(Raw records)

——

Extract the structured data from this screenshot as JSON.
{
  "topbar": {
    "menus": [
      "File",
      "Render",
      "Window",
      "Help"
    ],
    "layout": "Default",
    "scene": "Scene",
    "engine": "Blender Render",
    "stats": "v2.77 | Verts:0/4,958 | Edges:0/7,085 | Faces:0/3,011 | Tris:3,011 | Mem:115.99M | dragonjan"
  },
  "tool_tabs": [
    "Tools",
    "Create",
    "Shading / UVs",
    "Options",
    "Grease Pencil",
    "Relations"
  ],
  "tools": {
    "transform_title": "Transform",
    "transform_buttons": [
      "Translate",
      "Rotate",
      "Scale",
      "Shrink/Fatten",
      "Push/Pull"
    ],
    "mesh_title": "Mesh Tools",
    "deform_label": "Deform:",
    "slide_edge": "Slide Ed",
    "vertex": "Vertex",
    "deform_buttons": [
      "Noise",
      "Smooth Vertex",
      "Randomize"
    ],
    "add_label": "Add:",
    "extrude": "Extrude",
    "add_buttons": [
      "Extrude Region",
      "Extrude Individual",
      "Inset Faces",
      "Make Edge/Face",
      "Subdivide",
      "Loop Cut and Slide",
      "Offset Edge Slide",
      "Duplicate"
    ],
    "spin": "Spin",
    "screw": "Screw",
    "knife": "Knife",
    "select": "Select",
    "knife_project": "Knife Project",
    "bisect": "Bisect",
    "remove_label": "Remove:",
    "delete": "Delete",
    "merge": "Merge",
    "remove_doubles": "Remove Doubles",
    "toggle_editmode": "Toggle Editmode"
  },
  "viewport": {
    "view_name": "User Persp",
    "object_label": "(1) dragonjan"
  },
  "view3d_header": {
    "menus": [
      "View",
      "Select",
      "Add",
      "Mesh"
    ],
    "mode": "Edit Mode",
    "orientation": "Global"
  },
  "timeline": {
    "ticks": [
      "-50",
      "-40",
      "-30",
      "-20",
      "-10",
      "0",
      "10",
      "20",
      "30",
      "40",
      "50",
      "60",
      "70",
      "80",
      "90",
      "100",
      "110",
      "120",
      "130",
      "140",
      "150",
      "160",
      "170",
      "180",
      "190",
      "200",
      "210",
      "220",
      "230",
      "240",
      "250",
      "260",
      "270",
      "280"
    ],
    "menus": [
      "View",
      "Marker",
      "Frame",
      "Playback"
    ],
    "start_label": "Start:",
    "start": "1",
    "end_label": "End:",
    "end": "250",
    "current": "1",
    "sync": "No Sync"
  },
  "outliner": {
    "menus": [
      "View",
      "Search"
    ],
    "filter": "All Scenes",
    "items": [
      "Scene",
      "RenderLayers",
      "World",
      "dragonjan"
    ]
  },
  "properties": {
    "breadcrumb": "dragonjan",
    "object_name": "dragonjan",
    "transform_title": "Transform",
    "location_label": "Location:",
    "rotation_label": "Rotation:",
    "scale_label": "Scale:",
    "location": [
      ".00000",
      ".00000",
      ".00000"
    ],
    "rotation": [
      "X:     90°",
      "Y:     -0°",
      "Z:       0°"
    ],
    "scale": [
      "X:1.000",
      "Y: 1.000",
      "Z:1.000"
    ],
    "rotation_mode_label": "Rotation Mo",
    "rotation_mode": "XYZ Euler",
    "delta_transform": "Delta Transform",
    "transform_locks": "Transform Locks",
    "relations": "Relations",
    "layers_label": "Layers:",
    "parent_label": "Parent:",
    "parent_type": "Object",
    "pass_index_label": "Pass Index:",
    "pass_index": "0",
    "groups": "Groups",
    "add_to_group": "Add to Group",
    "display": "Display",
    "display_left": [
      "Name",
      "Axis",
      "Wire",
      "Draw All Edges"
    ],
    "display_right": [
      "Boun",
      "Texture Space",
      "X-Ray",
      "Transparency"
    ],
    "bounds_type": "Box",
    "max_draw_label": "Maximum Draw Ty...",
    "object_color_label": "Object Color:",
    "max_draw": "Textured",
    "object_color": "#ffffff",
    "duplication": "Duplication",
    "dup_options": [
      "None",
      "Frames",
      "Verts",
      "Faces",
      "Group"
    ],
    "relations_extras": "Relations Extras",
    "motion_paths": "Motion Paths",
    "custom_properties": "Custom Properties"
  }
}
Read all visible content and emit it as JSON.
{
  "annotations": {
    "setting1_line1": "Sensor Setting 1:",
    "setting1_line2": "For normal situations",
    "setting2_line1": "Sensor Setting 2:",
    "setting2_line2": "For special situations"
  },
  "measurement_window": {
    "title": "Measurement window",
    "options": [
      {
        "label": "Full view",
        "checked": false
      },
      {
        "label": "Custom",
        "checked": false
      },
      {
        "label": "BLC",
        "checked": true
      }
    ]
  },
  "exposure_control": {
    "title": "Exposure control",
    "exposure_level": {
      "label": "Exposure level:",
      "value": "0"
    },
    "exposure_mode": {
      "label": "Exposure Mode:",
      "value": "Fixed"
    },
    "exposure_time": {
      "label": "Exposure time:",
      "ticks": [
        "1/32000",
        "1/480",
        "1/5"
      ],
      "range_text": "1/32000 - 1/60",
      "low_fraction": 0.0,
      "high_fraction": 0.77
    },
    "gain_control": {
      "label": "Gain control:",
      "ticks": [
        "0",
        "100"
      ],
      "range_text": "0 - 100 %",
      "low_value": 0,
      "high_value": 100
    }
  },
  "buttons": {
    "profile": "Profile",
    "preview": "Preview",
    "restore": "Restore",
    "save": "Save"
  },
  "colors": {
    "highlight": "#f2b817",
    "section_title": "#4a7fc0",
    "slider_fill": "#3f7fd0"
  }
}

——

THE TASK: Retype the data in full and match it exactly.

REPLY:
Extract the structured data from this screenshot as JSON.
{
  "topbar": {
    "menus": [
      "File",
      "Render",
      "Window",
      "Help"
    ],
    "layout": "Default",
    "scene": "Scene",
    "engine": "Blender Render",
    "stats": "v2.77 | Verts:0/4,958 | Edges:0/7,085 | Faces:0/3,011 | Tris:3,011 | Mem:115.99M | dragonjan"
  },
  "tool_tabs": [
    "Tools",
    "Create",
    "Shading / UVs",
    "Options",
    "Grease Pencil",
    "Relations"
  ],
  "tools": {
    "transform_title": "Transform",
    "transform_buttons": [
      "Translate",
      "Rotate",
      "Scale",
      "Shrink/Fatten",
      "Push/Pull"
    ],
    "mesh_title": "Mesh Tools",
    "deform_label": "Deform:",
    "slide_edge": "Slide Ed",
    "vertex": "Vertex",
    "deform_buttons": [
      "Noise",
      "Smooth Vertex",
      "Randomize"
    ],
    "add_label": "Add:",
    "extrude": "Extrude",
    "add_buttons": [
      "Extrude Region",
      "Extrude Individual",
      "Inset Faces",
      "Make Edge/Face",
      "Subdivide",
      "Loop Cut and Slide",
      "Offset Edge Slide",
      "Duplicate"
    ],
    "spin": "Spin",
    "screw": "Screw",
    "knife": "Knife",
    "select": "Select",
    "knife_project": "Knife Project",
    "bisect": "Bisect",
    "remove_label": "Remove:",
    "delete": "Delete",
    "merge": "Merge",
    "remove_doubles": "Remove Doubles",
    "toggle_editmode": "Toggle Editmode"
  },
  "viewport": {
    "view_name": "User Persp",
    "object_label": "(1) dragonjan"
  },
  "view3d_header": {
    "menus": [
      "View",
      "Select",
      "Add",
      "Mesh"
    ],
    "mode": "Edit Mode",
    "orientation": "Global"
  },
  "timeline": {
    "ticks": [
      "-50",
      "-40",
      "-30",
      "-20",
      "-10",
      "0",
      "10",
      "20",
      "30",
      "40",
      "50",
      "60",
      "70",
      "80",
      "90",
      "100",
      "110",
      "120",
      "130",
      "140",
      "150",
      "160",
      "170",
      "180",
      "190",
      "200",
      "210",
      "220",
      "230",
      "240",
      "250",
      "260",
      "270",
      "280"
    ],
    "menus": [
      "View",
      "Marker",
      "Frame",
      "Playback"
    ],
    "start_label": "Start:",
    "start": "1",
    "end_label": "End:",
    "end": "250",
    "current": "1",
    "sync": "No Sync"
  },
  "outliner": {
    "menus": [
      "View",
      "Search"
    ],
    "filter": "All Scenes",
    "items": [
      "Scene",
      "RenderLayers",
      "World",
      "dragonjan"
    ]
  },
  "properties": {
    "breadcrumb": "dragonjan",
    "object_name": "dragonjan",
    "transform_title": "Transform",
    "location_label": "Location:",
    "rotation_label": "Rotation:",
    "scale_label": "Scale:",
    "location": [
      ".00000",
      ".00000",
      ".00000"
    ],
    "rotation": [
      "X:     90°",
      "Y:     -0°",
      "Z:       0°"
    ],
    "scale": [
      "X:1.000",
      "Y: 1.000",
      "Z:1.000"
    ],
    "rotation_mode_label": "Rotation Mo",
    "rotation_mode": "XYZ Euler",
    "delta_transform": "Delta Transform",
    "transform_locks": "Transform Locks",
    "relations": "Relations",
    "layers_label": "Layers:",
    "parent_label": "Parent:",
    "parent_type": "Object",
    "pass_index_label": "Pass Index:",
    "pass_index": "0",
    "groups": "Groups",
    "add_to_group": "Add to Group",
    "display": "Display",
    "display_left": [
      "Name",
      "Axis",
      "Wire",
      "Draw All Edges"
    ],
    "display_right": [
      "Boun",
      "Texture Space",
      "X-Ray",
      "Transparency"
    ],
    "bounds_type": "Box",
    "max_draw_label": "Maximum Draw Ty...",
    "object_color_label": "Object Color:",
    "max_draw": "Textured",
    "object_color": "#ffffff",
    "duplication": "Duplication",
    "dup_options": [
      "None",
      "Frames",
      "Verts",
      "Faces",
      "Group"
    ],
    "relations_extras": "Relations Extras",
    "motion_paths": "Motion Paths",
    "custom_properties": "Custom Properties"
  }
}
Read all visible content and emit it as JSON.
{
  "annotations": {
    "setting1_line1": "Sensor Setting 1:",
    "setting1_line2": "For normal situations",
    "setting2_line1": "Sensor Setting 2:",
    "setting2_line2": "For special situations"
  },
  "measurement_window": {
    "title": "Measurement window",
    "options": [
      {
        "label": "Full view",
        "checked": false
      },
      {
        "label": "Custom",
        "checked": false
      },
      {
        "label": "BLC",
        "checked": true
      }
    ]
  },
  "exposure_control": {
    "title": "Exposure control",
    "exposure_level": {
      "label": "Exposure level:",
      "value": "0"
    },
    "exposure_mode": {
      "label": "Exposure Mode:",
      "value": "Fixed"
    },
    "exposure_time": {
      "label": "Exposure time:",
      "ticks": [
        "1/32000",
        "1/480",
        "1/5"
      ],
      "range_text": "1/32000 - 1/60",
      "low_fraction": 0.0,
      "high_fraction": 0.77
    },
    "gain_control": {
      "label": "Gain control:",
      "ticks": [
        "0",
        "100"
      ],
      "range_text": "0 - 100 %",
      "low_value": 0,
      "high_value": 100
    }
  },
  "buttons": {
    "profile": "Profile",
    "preview": "Preview",
    "restore": "Restore",
    "save": "Save"
  },
  "colors": {
    "highlight": "#f2b817",
    "section_title": "#4a7fc0",
    "slider_fill": "#3f7fd0"
  }
}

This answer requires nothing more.